THE PROBLEM ▸
Report the number of lines containing "image", with no other words.

[Entries taken from a collection]
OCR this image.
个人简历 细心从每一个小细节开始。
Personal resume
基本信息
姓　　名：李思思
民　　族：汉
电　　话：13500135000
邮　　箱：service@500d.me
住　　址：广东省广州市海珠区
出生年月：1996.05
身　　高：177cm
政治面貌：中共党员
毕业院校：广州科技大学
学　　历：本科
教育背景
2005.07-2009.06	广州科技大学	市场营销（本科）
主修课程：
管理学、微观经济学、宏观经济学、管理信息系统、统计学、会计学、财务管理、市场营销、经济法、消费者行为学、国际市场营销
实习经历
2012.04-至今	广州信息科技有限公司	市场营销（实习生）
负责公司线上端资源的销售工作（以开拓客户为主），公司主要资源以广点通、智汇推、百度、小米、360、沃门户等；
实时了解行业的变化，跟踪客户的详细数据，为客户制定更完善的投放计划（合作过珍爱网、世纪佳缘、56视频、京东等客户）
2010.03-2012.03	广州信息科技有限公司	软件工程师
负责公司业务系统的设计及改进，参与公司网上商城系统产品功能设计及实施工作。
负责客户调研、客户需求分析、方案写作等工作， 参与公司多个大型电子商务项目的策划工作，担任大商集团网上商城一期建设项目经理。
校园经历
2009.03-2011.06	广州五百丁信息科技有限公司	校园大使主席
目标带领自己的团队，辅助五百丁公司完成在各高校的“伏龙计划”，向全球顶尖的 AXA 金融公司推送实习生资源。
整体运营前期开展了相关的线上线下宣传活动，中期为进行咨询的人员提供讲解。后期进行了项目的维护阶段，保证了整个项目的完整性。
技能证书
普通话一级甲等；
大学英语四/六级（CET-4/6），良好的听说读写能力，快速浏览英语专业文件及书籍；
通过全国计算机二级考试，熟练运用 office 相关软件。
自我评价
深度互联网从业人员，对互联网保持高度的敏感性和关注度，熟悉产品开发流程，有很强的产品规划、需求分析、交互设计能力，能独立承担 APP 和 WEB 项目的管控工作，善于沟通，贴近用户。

==

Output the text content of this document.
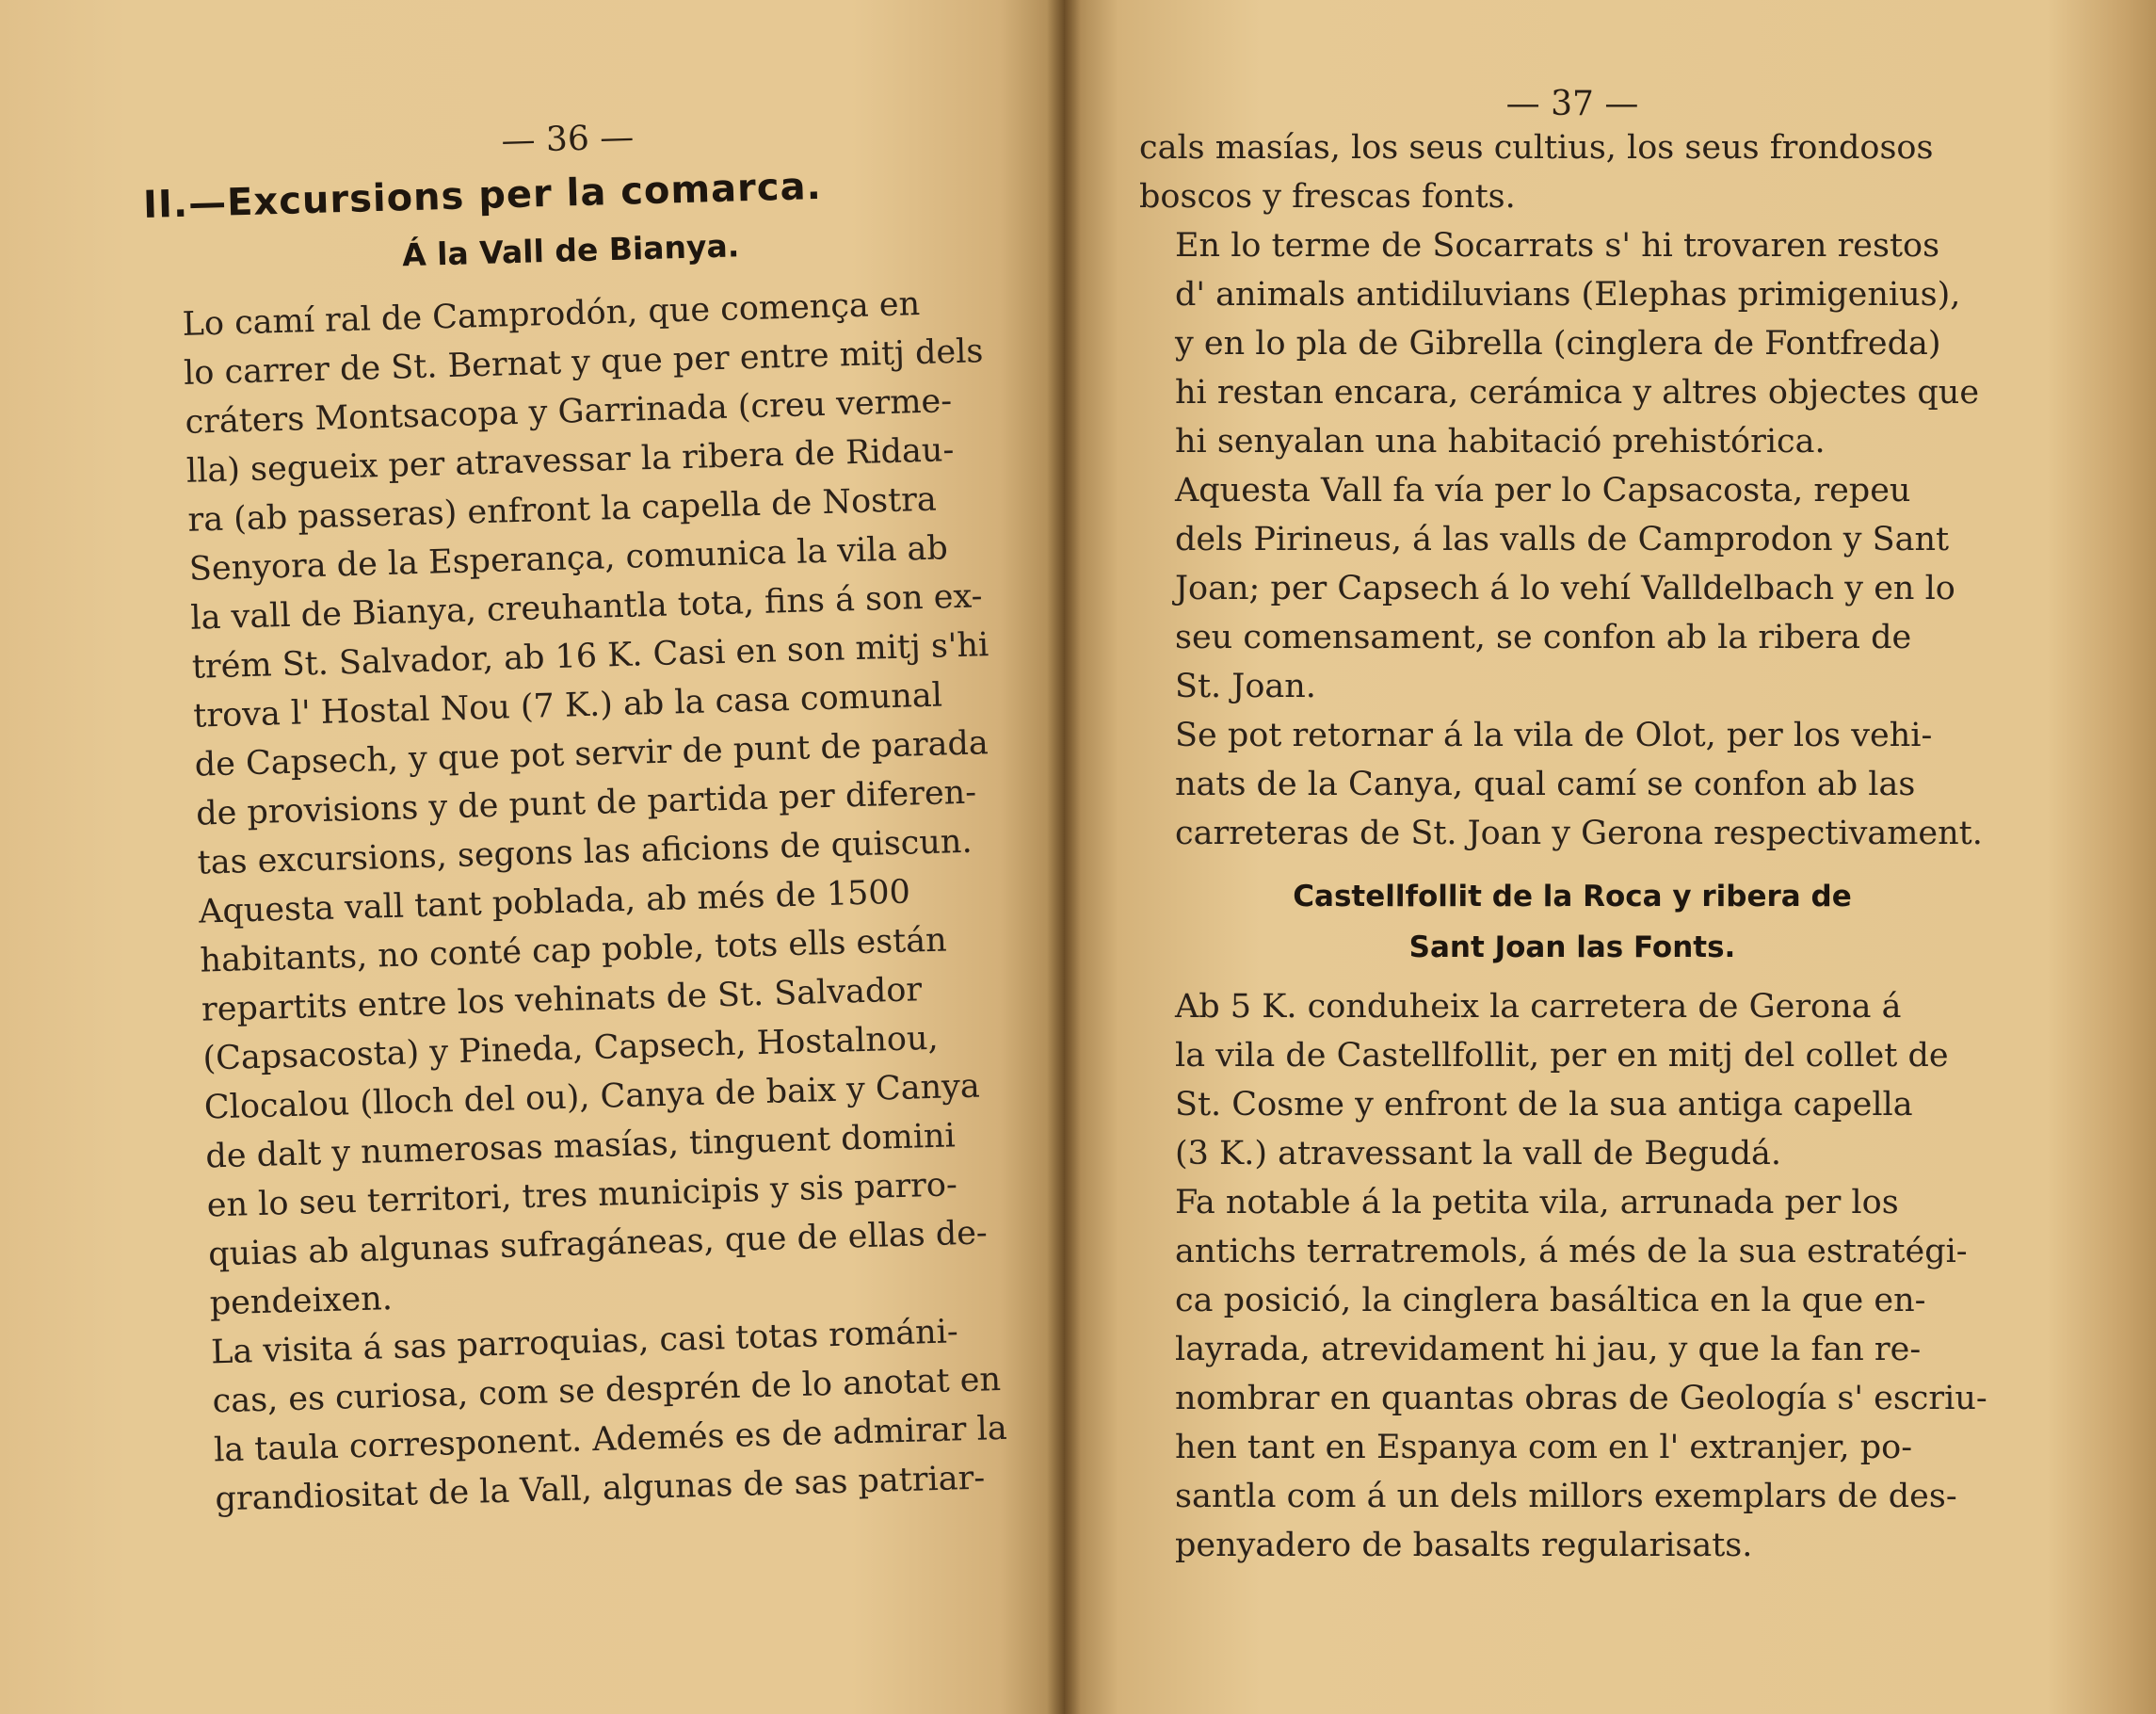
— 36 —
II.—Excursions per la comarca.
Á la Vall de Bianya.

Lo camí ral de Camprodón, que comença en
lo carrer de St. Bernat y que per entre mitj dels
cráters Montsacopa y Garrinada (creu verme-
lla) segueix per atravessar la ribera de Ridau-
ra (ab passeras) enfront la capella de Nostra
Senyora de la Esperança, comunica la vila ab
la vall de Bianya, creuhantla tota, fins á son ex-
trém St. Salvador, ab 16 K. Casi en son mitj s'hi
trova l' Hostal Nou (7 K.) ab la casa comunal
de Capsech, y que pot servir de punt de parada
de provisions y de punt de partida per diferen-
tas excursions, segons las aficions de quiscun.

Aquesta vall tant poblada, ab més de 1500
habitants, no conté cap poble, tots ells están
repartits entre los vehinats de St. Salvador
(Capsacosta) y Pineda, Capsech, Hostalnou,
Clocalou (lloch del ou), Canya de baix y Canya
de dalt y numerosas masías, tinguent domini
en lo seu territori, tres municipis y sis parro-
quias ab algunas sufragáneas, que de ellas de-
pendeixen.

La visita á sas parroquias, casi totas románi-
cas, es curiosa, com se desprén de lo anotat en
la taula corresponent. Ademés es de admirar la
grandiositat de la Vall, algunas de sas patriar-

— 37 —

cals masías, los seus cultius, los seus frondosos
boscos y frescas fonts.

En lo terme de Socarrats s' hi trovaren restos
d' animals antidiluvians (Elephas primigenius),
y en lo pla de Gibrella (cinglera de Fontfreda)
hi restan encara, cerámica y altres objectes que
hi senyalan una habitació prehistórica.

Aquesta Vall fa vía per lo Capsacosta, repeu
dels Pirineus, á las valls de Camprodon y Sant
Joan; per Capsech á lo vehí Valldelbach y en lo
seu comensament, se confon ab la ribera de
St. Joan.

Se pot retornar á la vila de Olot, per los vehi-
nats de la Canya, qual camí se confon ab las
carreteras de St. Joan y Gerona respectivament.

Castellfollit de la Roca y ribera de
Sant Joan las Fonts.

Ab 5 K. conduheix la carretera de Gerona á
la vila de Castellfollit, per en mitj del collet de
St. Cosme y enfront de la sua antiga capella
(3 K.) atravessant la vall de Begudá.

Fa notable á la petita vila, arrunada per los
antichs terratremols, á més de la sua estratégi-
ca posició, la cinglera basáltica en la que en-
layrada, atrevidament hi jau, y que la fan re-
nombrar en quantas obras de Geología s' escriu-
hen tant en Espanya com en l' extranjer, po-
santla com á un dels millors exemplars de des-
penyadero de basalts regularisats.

--

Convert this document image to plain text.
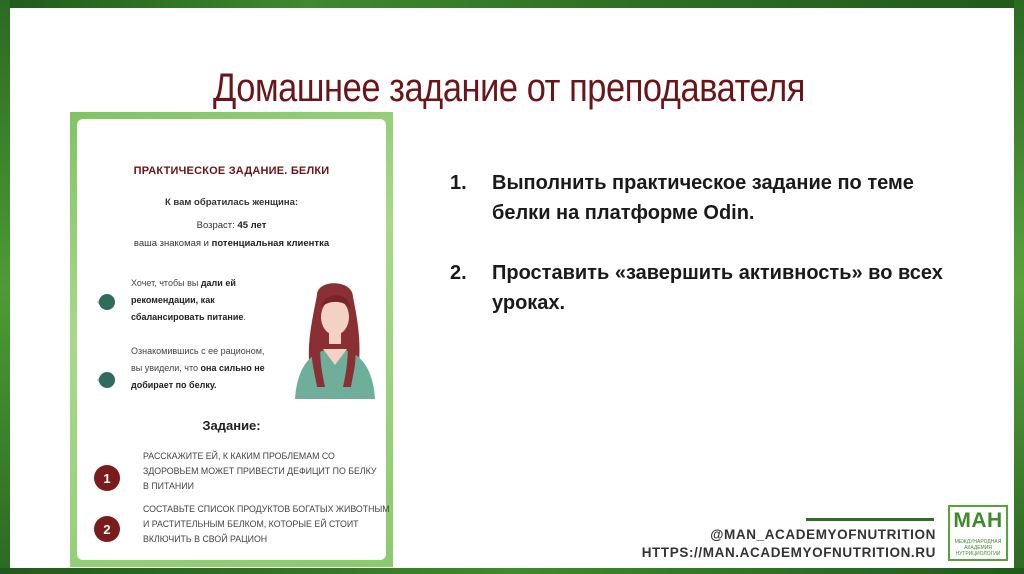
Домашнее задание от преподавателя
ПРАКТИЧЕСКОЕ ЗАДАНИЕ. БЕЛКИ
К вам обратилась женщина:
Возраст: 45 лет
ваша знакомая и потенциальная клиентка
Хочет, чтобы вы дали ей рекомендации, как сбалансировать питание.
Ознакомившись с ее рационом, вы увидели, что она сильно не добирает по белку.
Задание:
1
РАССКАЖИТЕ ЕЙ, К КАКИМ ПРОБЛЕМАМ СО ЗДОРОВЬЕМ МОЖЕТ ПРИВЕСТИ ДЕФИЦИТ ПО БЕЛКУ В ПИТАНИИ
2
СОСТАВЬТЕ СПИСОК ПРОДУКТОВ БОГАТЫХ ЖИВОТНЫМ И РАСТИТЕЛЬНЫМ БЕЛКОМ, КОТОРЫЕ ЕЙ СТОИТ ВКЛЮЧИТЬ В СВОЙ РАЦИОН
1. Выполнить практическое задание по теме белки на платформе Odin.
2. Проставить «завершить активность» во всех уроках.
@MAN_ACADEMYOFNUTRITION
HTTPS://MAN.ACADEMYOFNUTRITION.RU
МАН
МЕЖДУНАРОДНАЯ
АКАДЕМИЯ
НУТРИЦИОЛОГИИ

TASK OUTPUT ▸
2